◆ **WHAT IS ASKED**
Set the listing down unchanged, minus every embedded image.

◆ **INPUT DATA**
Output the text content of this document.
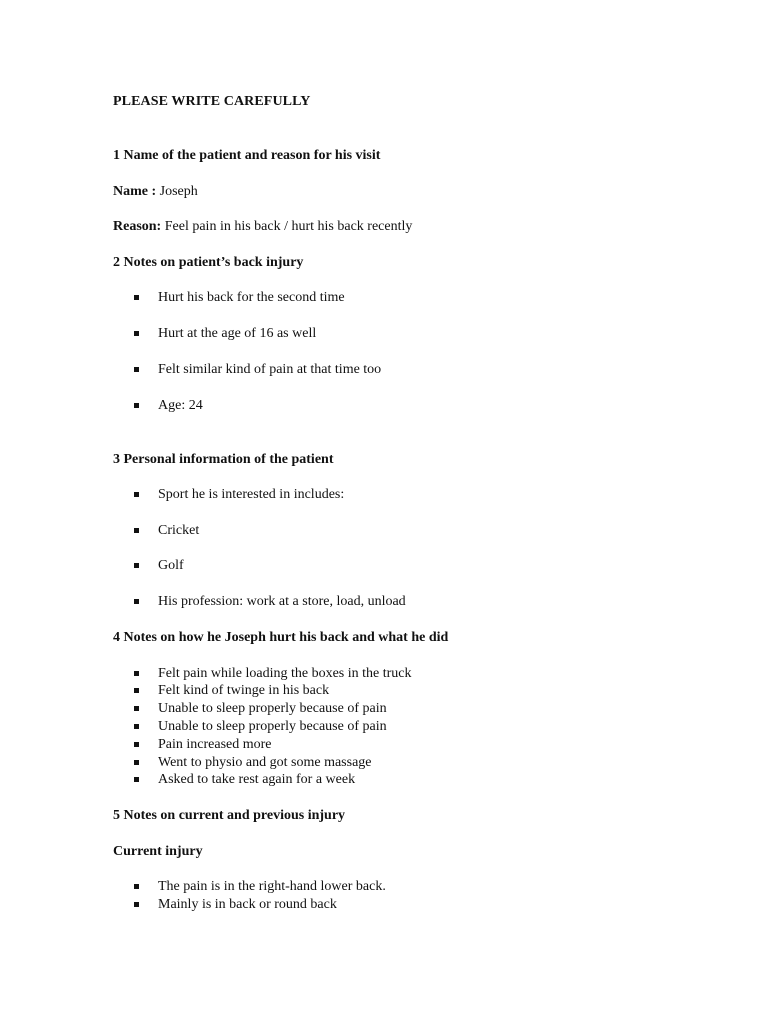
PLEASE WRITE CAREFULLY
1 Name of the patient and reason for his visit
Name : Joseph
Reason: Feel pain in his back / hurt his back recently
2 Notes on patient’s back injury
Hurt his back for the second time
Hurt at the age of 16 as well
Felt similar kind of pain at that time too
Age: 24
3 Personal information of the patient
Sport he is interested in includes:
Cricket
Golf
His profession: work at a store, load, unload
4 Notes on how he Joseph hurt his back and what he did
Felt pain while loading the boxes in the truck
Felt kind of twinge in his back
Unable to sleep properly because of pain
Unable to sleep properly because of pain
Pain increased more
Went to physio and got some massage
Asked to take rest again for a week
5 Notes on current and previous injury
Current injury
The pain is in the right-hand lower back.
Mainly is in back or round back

◆ **WRITTEN REPLY**
Output the text content of this document.
PLEASE WRITE CAREFULLY
1 Name of the patient and reason for his visit
Name : Joseph
Reason: Feel pain in his back / hurt his back recently
2 Notes on patient’s back injury
Hurt his back for the second time
Hurt at the age of 16 as well
Felt similar kind of pain at that time too
Age: 24
3 Personal information of the patient
Sport he is interested in includes:
Cricket
Golf
His profession: work at a store, load, unload
4 Notes on how he Joseph hurt his back and what he did
Felt pain while loading the boxes in the truck
Felt kind of twinge in his back
Unable to sleep properly because of pain
Unable to sleep properly because of pain
Pain increased more
Went to physio and got some massage
Asked to take rest again for a week
5 Notes on current and previous injury
Current injury
The pain is in the right-hand lower back.
Mainly is in back or round back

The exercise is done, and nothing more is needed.